== WRITTEN REQUEST ==
List each line holding the string "control".

═══ SOURCE MATERIAL

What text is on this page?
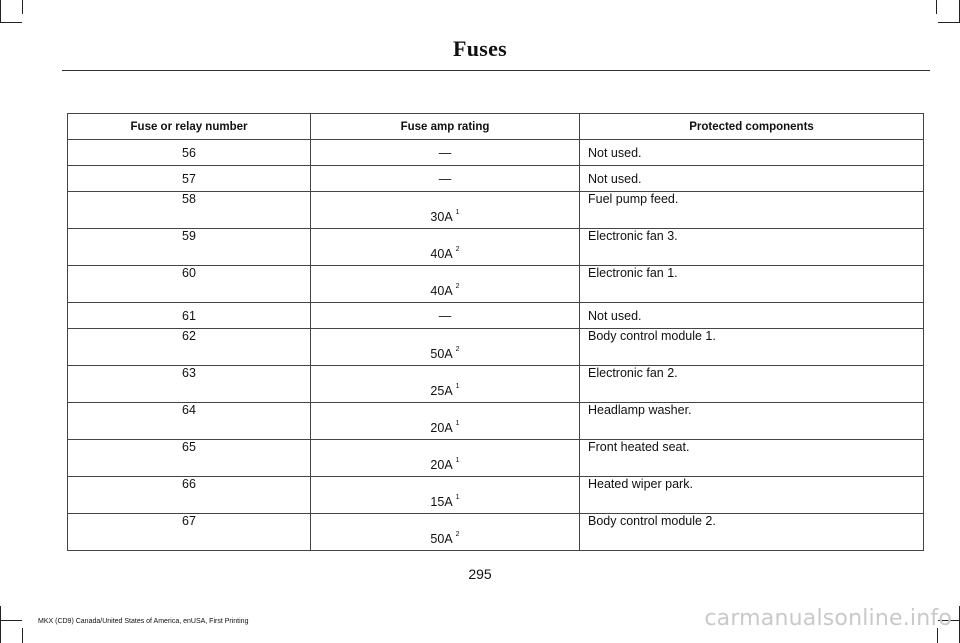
Fuses
Fuse or relay number	Fuse amp rating	Protected components
56	—	Not used.
57	—	Not used.
58	30A $^1$	Fuel pump feed.
59	40A $^2$	Electronic fan 3.
60	40A $^2$	Electronic fan 1.
61	—	Not used.
62	50A $^2$	Body control module 1.
63	25A $^1$	Electronic fan 2.
64	20A $^1$	Headlamp washer.
65	20A $^1$	Front heated seat.
66	15A $^1$	Heated wiper park.
67	50A $^2$	Body control module 2.
295
MKX (CD9) Canada/United States of America, enUSA, First Printing	carmanualsonline.info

══════

== WORKED SOLUTION ==
62	50A $^2$	Body control module 1.
67	50A $^2$	Body control module 2.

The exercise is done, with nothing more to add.